• [Records supplied]
◇ ◇ ◇

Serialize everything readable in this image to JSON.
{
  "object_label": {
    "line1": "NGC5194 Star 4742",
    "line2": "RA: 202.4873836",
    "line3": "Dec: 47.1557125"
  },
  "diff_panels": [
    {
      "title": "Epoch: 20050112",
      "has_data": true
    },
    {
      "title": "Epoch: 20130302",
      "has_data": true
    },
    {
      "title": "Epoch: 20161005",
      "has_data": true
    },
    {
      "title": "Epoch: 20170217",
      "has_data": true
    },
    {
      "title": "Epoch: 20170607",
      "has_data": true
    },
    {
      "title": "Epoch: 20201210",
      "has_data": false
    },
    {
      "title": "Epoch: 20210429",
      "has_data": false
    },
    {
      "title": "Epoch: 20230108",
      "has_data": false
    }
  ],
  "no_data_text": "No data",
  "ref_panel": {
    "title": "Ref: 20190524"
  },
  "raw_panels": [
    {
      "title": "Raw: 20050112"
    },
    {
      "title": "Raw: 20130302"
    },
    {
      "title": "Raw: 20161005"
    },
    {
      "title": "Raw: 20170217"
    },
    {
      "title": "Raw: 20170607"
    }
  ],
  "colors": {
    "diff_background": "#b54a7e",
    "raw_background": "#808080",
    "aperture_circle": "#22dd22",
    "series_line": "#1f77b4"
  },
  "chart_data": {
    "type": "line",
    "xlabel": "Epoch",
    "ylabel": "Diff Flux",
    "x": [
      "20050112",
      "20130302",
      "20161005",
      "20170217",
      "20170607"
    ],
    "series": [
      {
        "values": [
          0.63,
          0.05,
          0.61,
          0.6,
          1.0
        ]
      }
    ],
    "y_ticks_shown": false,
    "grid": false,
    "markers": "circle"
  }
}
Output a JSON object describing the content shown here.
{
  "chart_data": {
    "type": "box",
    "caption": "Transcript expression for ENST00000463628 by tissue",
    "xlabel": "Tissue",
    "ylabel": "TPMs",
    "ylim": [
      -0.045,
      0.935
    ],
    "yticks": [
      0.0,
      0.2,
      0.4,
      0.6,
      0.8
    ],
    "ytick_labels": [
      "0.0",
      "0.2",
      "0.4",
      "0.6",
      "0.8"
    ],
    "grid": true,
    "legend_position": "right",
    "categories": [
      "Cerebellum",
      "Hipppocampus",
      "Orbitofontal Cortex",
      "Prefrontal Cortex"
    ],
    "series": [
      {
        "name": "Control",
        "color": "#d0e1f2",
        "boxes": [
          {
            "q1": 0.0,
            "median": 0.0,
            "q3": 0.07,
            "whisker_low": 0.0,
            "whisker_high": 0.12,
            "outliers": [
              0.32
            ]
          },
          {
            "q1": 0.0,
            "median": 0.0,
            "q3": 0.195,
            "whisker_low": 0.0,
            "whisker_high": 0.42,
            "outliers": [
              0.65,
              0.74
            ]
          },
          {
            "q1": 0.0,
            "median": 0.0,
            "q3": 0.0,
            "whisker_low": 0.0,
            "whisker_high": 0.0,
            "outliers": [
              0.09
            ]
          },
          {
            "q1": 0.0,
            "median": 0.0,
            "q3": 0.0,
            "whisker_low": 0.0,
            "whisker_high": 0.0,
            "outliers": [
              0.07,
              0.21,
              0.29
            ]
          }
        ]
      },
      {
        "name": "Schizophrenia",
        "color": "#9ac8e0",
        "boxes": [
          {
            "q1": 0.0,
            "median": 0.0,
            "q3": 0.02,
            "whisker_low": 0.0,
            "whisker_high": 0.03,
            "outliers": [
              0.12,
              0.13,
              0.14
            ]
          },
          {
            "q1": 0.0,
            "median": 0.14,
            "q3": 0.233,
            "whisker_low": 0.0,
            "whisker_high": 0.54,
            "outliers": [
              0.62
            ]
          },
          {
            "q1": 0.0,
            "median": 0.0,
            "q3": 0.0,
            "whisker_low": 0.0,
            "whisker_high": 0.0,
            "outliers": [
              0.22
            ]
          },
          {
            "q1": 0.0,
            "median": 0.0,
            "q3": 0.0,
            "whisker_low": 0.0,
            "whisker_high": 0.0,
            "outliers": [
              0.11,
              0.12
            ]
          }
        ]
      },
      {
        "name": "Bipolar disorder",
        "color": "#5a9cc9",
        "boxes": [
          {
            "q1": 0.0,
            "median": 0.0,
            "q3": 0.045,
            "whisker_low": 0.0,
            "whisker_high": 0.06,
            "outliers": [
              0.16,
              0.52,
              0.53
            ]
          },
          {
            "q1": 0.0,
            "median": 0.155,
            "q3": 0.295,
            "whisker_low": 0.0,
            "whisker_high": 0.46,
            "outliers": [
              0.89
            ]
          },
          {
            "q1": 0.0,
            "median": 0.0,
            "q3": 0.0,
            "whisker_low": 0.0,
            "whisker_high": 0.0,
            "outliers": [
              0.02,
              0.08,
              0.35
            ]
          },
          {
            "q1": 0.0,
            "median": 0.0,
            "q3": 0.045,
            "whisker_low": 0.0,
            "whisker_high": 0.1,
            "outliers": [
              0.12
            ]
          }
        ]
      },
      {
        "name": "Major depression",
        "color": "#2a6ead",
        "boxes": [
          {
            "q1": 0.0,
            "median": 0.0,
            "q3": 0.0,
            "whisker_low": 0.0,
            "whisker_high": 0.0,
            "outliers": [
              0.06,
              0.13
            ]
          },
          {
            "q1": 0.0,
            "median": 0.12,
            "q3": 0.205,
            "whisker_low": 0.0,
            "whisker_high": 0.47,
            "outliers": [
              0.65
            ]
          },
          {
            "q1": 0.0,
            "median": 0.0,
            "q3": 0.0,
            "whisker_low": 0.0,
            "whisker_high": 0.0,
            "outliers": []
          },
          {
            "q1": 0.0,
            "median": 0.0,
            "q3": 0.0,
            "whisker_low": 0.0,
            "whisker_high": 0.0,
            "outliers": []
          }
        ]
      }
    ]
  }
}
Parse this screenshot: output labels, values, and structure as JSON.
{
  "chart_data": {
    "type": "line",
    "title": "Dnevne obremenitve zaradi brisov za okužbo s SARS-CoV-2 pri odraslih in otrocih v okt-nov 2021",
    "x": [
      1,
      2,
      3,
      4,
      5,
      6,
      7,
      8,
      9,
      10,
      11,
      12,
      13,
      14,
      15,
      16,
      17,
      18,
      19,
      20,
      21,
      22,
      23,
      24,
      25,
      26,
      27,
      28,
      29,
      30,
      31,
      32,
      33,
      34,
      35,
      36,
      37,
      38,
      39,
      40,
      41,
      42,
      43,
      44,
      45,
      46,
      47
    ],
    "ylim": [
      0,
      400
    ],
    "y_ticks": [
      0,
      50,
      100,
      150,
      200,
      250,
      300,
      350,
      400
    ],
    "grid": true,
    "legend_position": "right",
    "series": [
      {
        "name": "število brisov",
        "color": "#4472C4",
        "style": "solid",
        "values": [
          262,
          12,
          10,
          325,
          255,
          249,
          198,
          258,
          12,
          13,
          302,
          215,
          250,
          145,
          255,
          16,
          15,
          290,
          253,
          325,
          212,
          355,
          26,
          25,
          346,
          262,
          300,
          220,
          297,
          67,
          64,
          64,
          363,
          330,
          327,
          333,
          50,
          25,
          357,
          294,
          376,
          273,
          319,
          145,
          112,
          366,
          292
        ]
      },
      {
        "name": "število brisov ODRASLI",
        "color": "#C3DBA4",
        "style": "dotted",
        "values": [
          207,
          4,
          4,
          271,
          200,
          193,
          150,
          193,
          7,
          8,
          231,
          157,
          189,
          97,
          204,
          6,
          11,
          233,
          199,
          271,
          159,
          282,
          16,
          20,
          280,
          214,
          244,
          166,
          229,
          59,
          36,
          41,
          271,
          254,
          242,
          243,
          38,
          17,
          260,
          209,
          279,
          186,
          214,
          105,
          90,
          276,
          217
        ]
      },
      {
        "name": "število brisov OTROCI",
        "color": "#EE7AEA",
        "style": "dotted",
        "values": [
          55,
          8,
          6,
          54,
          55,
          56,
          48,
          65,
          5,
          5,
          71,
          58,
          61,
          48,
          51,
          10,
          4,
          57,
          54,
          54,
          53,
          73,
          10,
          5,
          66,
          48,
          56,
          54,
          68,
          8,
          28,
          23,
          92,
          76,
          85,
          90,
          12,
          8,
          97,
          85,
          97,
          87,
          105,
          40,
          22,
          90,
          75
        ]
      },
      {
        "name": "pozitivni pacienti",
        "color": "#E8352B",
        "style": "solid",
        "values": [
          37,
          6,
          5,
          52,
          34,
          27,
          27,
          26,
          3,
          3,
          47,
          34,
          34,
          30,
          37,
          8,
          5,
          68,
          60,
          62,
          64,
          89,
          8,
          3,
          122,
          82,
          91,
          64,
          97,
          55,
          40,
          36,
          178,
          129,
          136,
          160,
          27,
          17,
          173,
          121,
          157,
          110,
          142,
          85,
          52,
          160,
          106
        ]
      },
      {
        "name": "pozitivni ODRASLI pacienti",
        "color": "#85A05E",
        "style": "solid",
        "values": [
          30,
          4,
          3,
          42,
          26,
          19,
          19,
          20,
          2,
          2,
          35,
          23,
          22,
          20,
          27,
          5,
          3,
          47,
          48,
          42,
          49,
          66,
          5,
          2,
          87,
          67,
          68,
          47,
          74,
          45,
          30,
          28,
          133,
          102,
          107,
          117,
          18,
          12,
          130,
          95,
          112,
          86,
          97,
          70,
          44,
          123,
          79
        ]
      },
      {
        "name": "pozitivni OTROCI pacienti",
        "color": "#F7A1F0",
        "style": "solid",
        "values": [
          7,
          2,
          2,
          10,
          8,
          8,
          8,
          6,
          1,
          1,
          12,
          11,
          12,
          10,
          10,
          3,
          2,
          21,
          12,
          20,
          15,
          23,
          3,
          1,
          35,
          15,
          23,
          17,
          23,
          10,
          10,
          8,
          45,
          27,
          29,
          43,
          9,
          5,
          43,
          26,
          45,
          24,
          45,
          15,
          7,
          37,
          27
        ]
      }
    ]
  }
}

◇ ◇ ◇

• [Task statement] From the listing above, collect every line that mentions the word "število".

• [Problem solution]
        "name": "število brisov",
        "name": "število brisov ODRASLI",
        "name": "število brisov OTROCI",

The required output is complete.